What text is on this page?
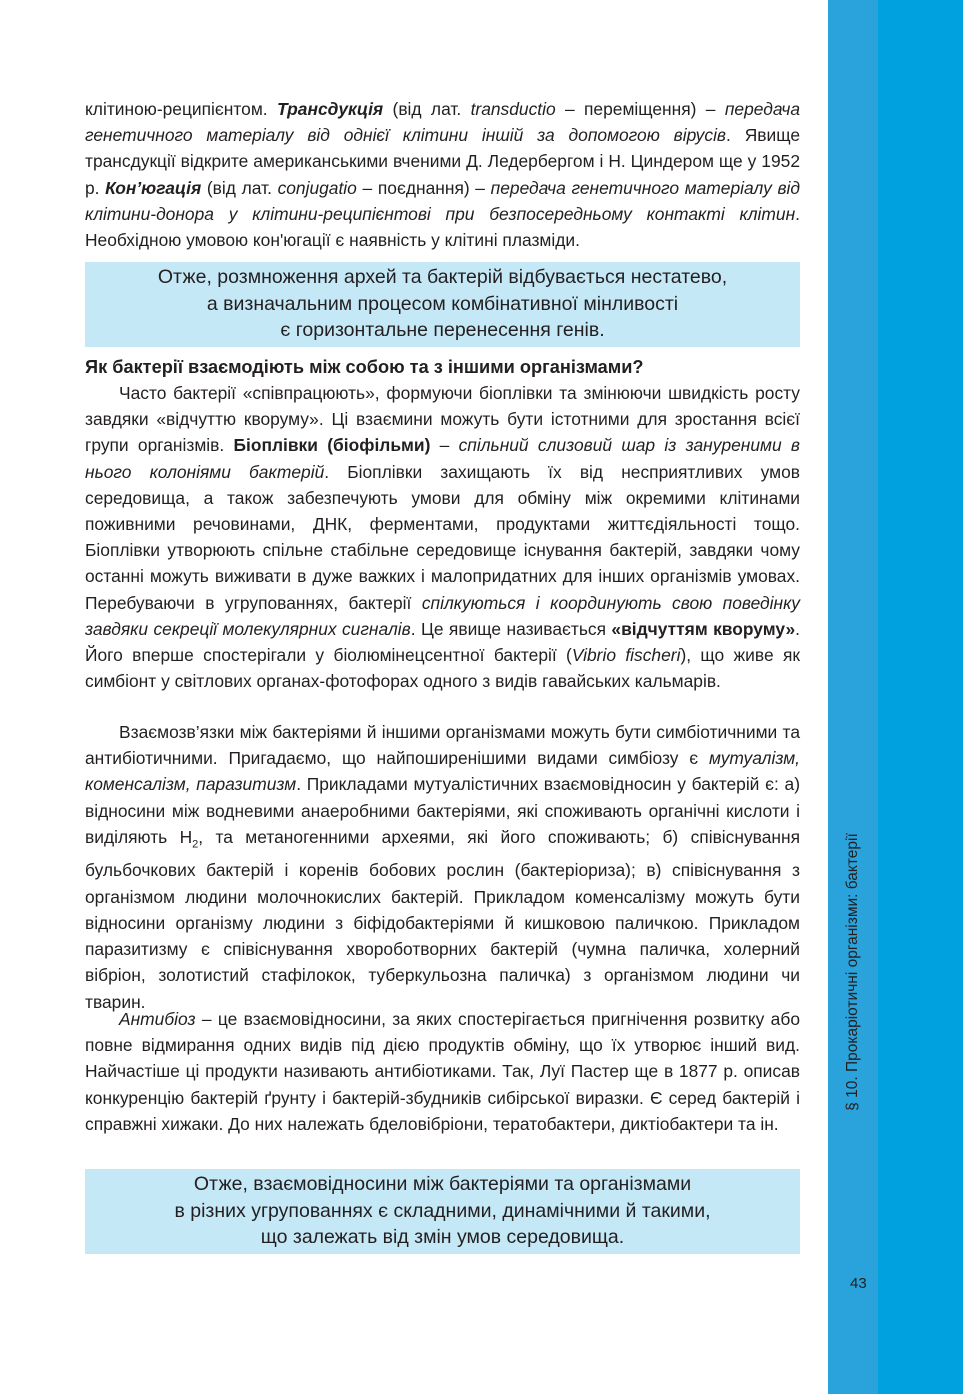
§ 10. Прокаріотичні організми: бактерії
43

клітиною-реципієнтом. Трансдукція (від лат. transductio – переміщення) – передача генетичного матеріалу від однієї клітини іншій за допомогою вірусів. Явище трансдукції відкрите американськими вченими Д. Ледербергом і Н. Циндером ще у 1952 р. Кон’югація (від лат. conjugatio – поєднання) – передача генетичного матеріалу від клітини-донора у клітини-реципієнтові при безпосередньому контакті клітин. Необхідною умовою кон'югації є наявність у клітині плазміди.

Отже, розмноження архей та бактерій відбувається нестатево,
а визначальним процесом комбінативної мінливості
є горизонтальне перенесення генів.
Як бактерії взаємодіють між собою та з іншими організмами?

Часто бактерії «співпрацюють», формуючи біоплівки та змінюючи швидкість росту завдяки «відчуттю кворуму». Ці взаємини можуть бути істотними для зростання всієї групи організмів. Біоплівки (біофільми) – спільний слизовий шар із зануреними в нього колоніями бактерій. Біоплівки захищають їх від несприятливих умов середовища, а також забезпечують умови для обміну між окремими клітинами поживними речовинами, ДНК, ферментами, продуктами життєдіяльності тощо. Біоплівки утворюють спільне стабільне середовище існування бактерій, завдяки чому останні можуть виживати в дуже важких і малопридатних для інших організмів умовах. Перебуваючи в угрупованнях, бактерії спілкуються і координують свою поведінку завдяки секреції молекулярних сигналів. Це явище називається «відчуттям кворуму». Його вперше спостерігали у біолюмінецсентної бактерії (Vibrio fischeri), що живе як симбіонт у світлових органах-фотофорах одного з видів гавайських кальмарів.

Взаємозв’язки між бактеріями й іншими організмами можуть бути симбіотичними та антибіотичними. Пригадаємо, що найпоширенішими видами симбіозу є мутуалізм, коменсалізм, паразитизм. Прикладами мутуалістичних взаємовідносин у бактерій є: а) відносини між водневими анаеробними бактеріями, які споживають органічні кислоти і виділяють $H_2$, та метаногенними археями, які його споживають; б) співіснування бульбочкових бактерій і коренів бобових рослин (бактеріориза); в) співіснування з організмом людини молочнокислих бактерій. Прикладом коменсалізму можуть бути відносини організму людини з біфідобактеріями й кишковою паличкою. Прикладом паразитизму є співіснування хвороботворних бактерій (чумна паличка, холерний вібріон, золотистий стафілокок, туберкульозна паличка) з організмом людини чи тварин.

Антибіоз – це взаємовідносини, за яких спостерігається пригнічення розвитку або повне відмирання одних видів під дією продуктів обміну, що їх утворює інший вид. Найчастіше ці продукти називають антибіотиками. Так, Луї Пастер ще в 1877 р. описав конкуренцію бактерій ґрунту і бактерій-збудників сибірської виразки. Є серед бактерій і справжні хижаки. До них належать бделовібріони, тератобактери, диктіобактери та ін.

Отже, взаємовідносини між бактеріями та організмами
в різних угрупованнях є складними, динамічними й такими,
що залежать від змін умов середовища.
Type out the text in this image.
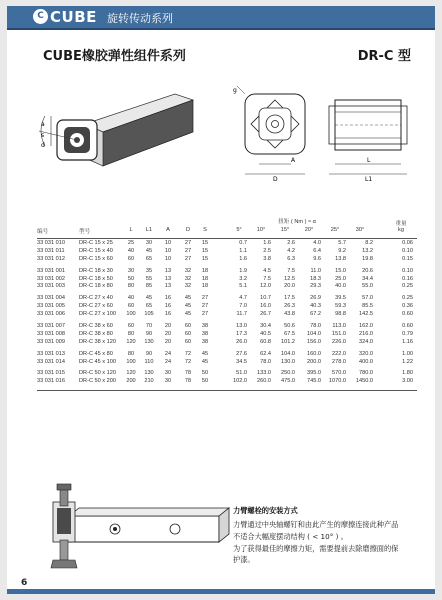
C CUBE 旋转传动系列
CUBE橡胶弹性组件系列	DR-C 型
a
s
d
g
A
D
L
L1
编号	型号	L	L1	A	D	S
扭矩 ( Nm ) ≈ α
5°	10°	15°	20°	25°	30°
重量
kg
33 031 010	DR-C 15 x 25	25	30	10	27	15	0.7	1.6	2.6	4.0	5.7	8.2	0.06
33 031 011	DR-C 15 x 40	40	45	10	27	15	1.1	2.5	4.2	6.4	9.2	13.2	0.10
33 031 012	DR-C 15 x 60	60	65	10	27	15	1.6	3.8	6.3	9.6	13.8	19.8	0.15
33 031 001	DR-C 18 x 30	30	35	13	32	18	1.9	4.5	7.5	11.0	15.0	20.6	0.10
33 031 002	DR-C 18 x 50	50	55	13	32	18	3.2	7.5	12.5	18.3	25.0	34.4	0.16
33 031 003	DR-C 18 x 80	80	85	13	32	18	5.1	12.0	20.0	29.3	40.0	55.0	0.25
33 031 004	DR-C 27 x 40	40	45	16	45	27	4.7	10.7	17.5	26.9	39.5	57.0	0.25
33 031 005	DR-C 27 x 60	60	65	16	45	27	7.0	16.0	26.3	40.3	59.3	85.5	0.36
33 031 006	DR-C 27 x 100	100	105	16	45	27	11.7	26.7	43.8	67.2	98.8	142.5	0.60
33 031 007	DR-C 38 x 60	60	70	20	60	38	13.0	30.4	50.6	78.0	113.0	162.0	0.60
33 031 008	DR-C 38 x 80	80	90	20	60	38	17.3	40.5	67.5	104.0	151.0	216.0	0.79
33 031 009	DR-C 38 x 120	120	130	20	60	38	26.0	60.8	101.2	156.0	226.0	324.0	1.16
33 031 013	DR-C 45 x 80	80	90	24	72	45	27.6	62.4	104.0	160.0	222.0	320.0	1.00
33 031 014	DR-C 45 x 100	100	110	24	72	45	34.5	78.0	130.0	200.0	278.0	400.0	1.22
33 031 015	DR-C 50 x 120	120	130	30	78	50	51.0	133.0	250.0	395.0	570.0	780.0	1.80
33 031 016	DR-C 50 x 200	200	210	30	78	50	102.0	260.0	475.0	745.0	1070.0	1450.0	3.00
力臂螺栓的安装方式
力臂通过中央轴螺钉和由此产生的摩擦连接此种产品
不适合大幅度摆动结构 ( < 10° ) 。
为了获得最佳的摩擦力矩，需要提前去除磨擦面的保
护漆。
6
---------------
> Written instruction:
Show the lines of the material that contain the word "text".

> Output below:
What text is on this page?
Type out the text in this image.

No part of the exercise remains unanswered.